→ **WHAT THIS TASK INVOLVES**
Whenever a line below holds the word "reproduction", copy that line.

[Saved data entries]
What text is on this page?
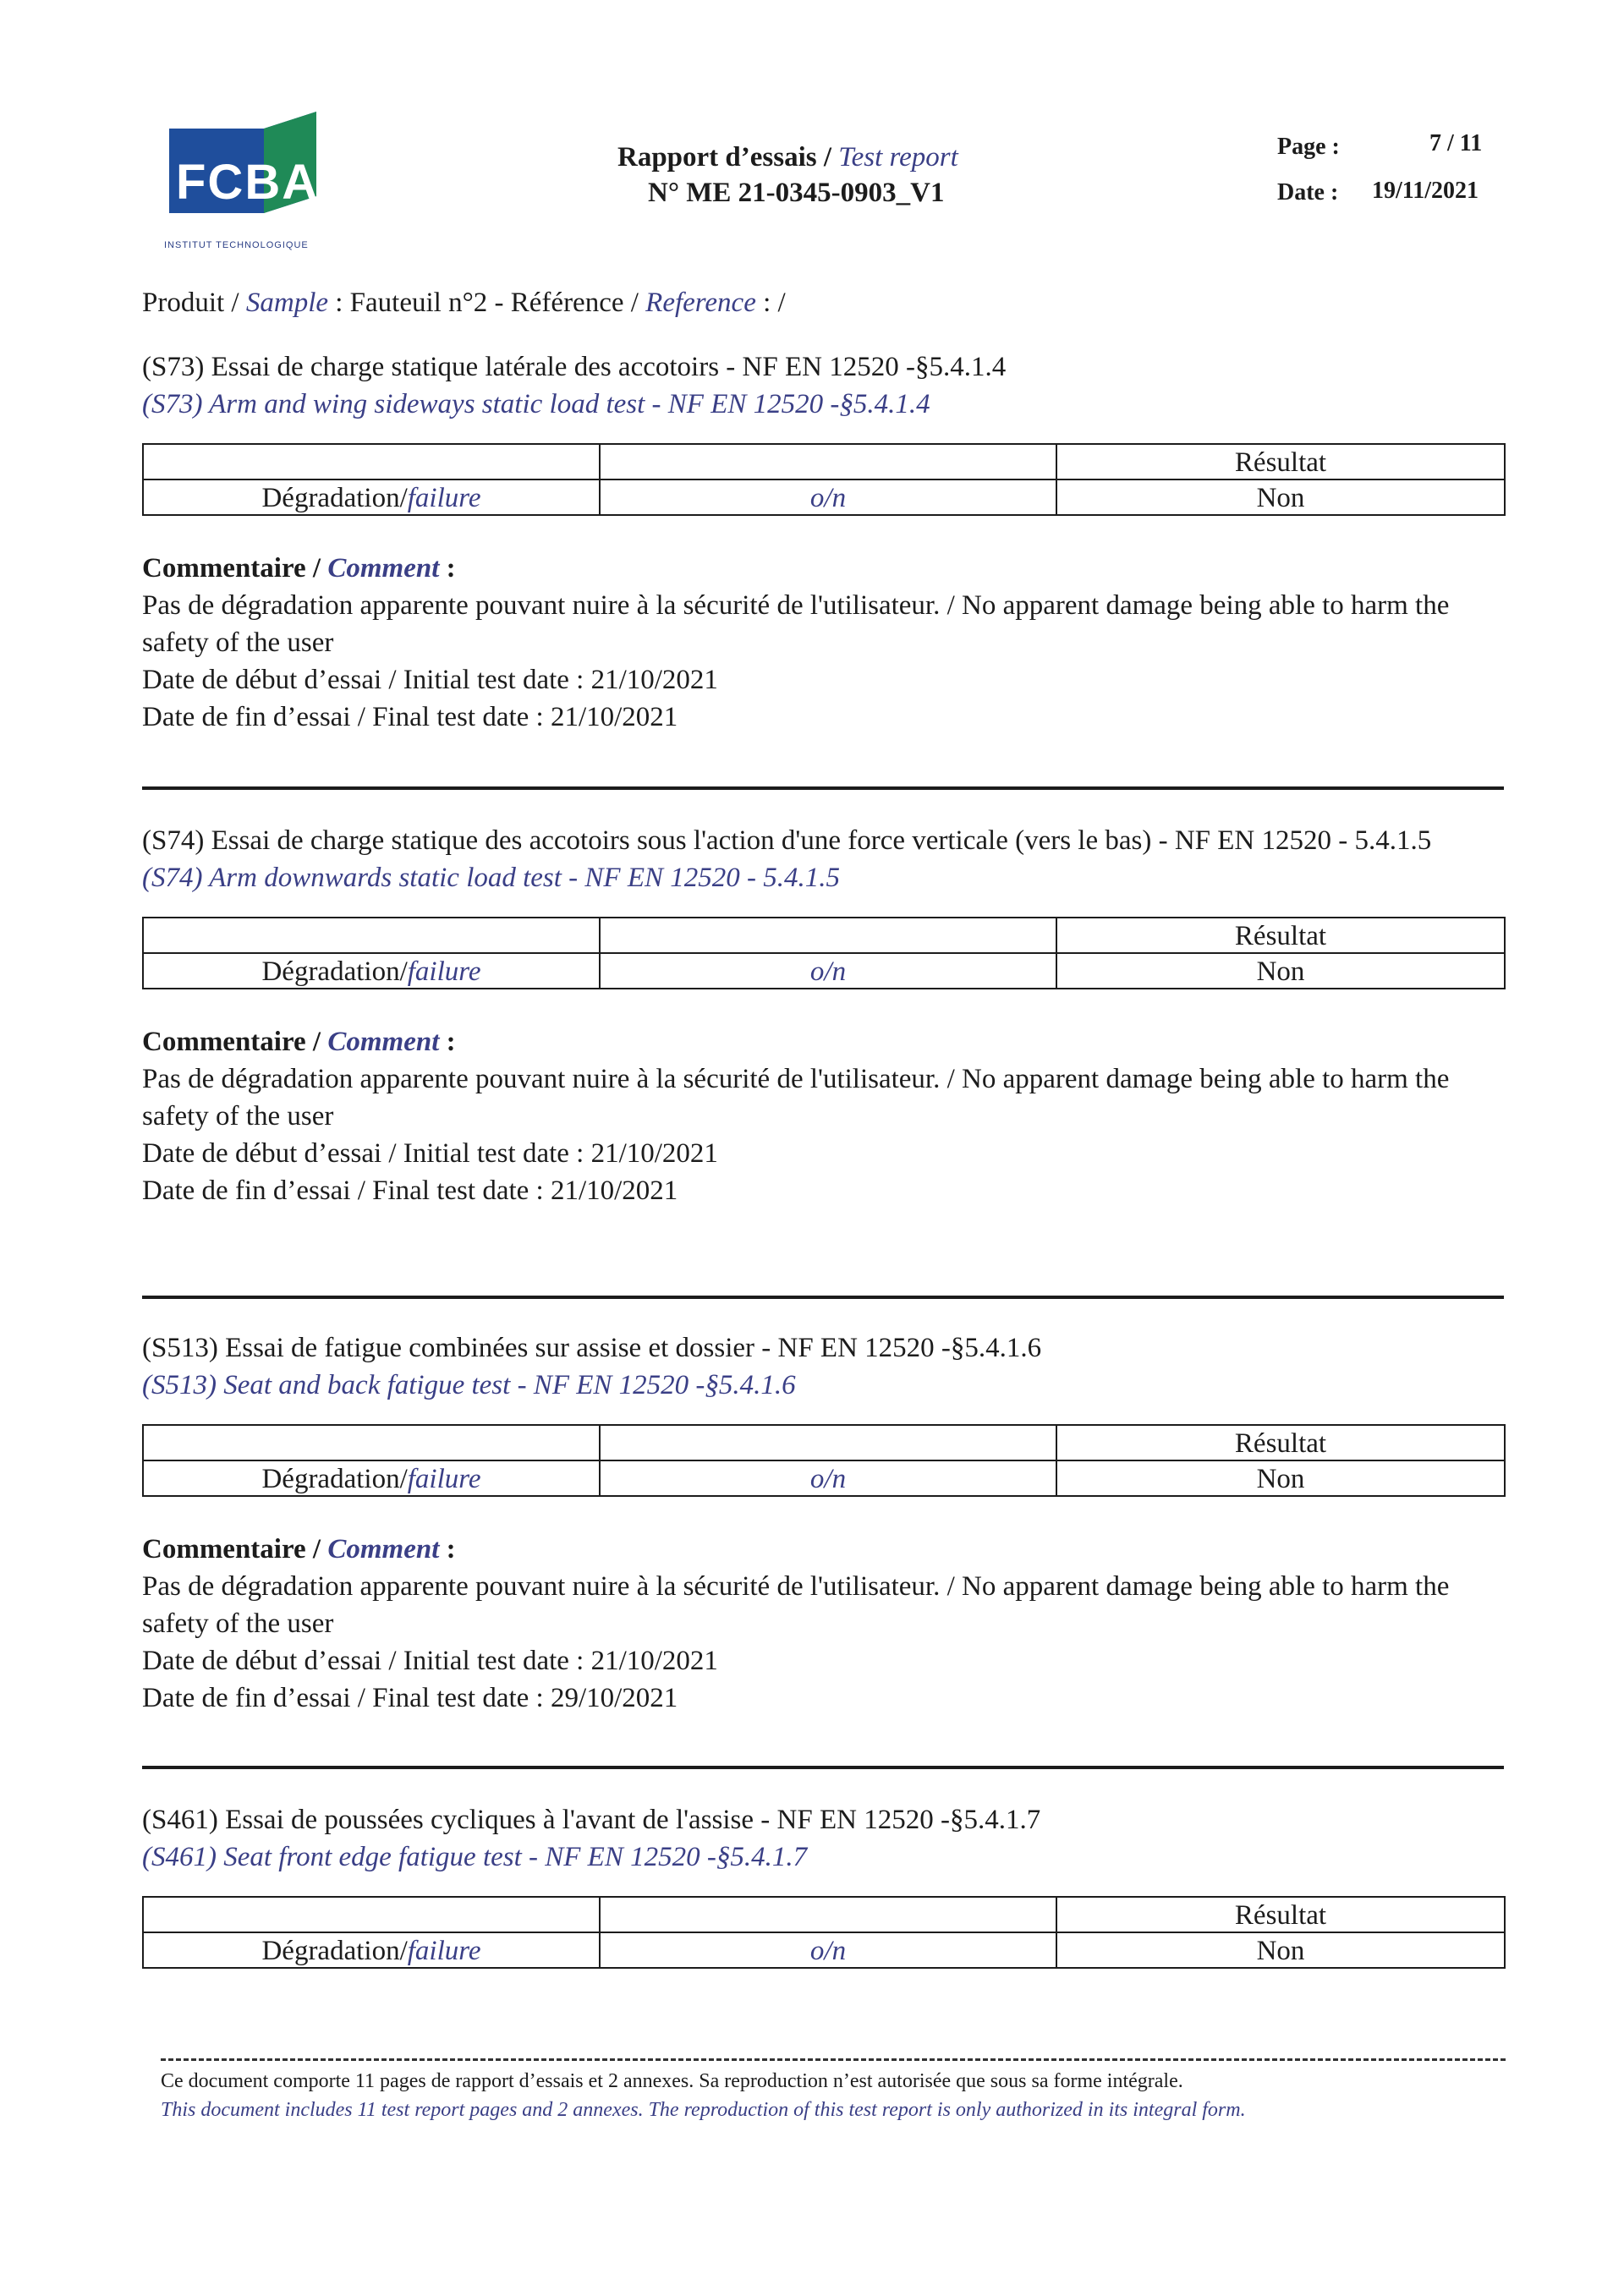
FCBA
INSTITUT TECHNOLOGIQUE
Rapport d’essais / Test report
N° ME 21-0345-0903_V1
Page :	7 / 11
Date : 19/11/2021
Produit / Sample : Fauteuil n°2 - Référence / Reference : /
(S73) Essai de charge statique latérale des accotoirs - NF EN 12520 -§5.4.1.4
(S73) Arm and wing sideways static load test - NF EN 12520 -§5.4.1.4
		Résultat
Dégradation/failure	o/n	Non
Commentaire / Comment :
Pas de dégradation apparente pouvant nuire à la sécurité de l'utilisateur. / No apparent damage being able to harm the safety of the user
Date de début d’essai / Initial test date : 21/10/2021
Date de fin d’essai / Final test date : 21/10/2021
(S74) Essai de charge statique des accotoirs sous l'action d'une force verticale (vers le bas) - NF EN 12520 - 5.4.1.5
(S74) Arm downwards static load test - NF EN 12520 - 5.4.1.5
		Résultat
Dégradation/failure	o/n	Non
Commentaire / Comment :
Pas de dégradation apparente pouvant nuire à la sécurité de l'utilisateur. / No apparent damage being able to harm the safety of the user
Date de début d’essai / Initial test date : 21/10/2021
Date de fin d’essai / Final test date : 21/10/2021
(S513) Essai de fatigue combinées sur assise et dossier - NF EN 12520 -§5.4.1.6
(S513) Seat and back fatigue test - NF EN 12520 -§5.4.1.6
		Résultat
Dégradation/failure	o/n	Non
Commentaire / Comment :
Pas de dégradation apparente pouvant nuire à la sécurité de l'utilisateur. / No apparent damage being able to harm the safety of the user
Date de début d’essai / Initial test date : 21/10/2021
Date de fin d’essai / Final test date : 29/10/2021
(S461) Essai de poussées cycliques à l'avant de l'assise - NF EN 12520 -§5.4.1.7
(S461) Seat front edge fatigue test - NF EN 12520 -§5.4.1.7
		Résultat
Dégradation/failure	o/n	Non
Ce document comporte 11 pages de rapport d’essais et 2 annexes. Sa reproduction n’est autorisée que sous sa forme intégrale.
This document includes 11 test report pages and 2 annexes. The reproduction of this test report is only authorized in its integral form.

→ **TASK RESULT**
Ce document comporte 11 pages de rapport d’essais et 2 annexes. Sa reproduction n’est autorisée que sous sa forme intégrale.
This document includes 11 test report pages and 2 annexes. The reproduction of this test report is only authorized in its integral form.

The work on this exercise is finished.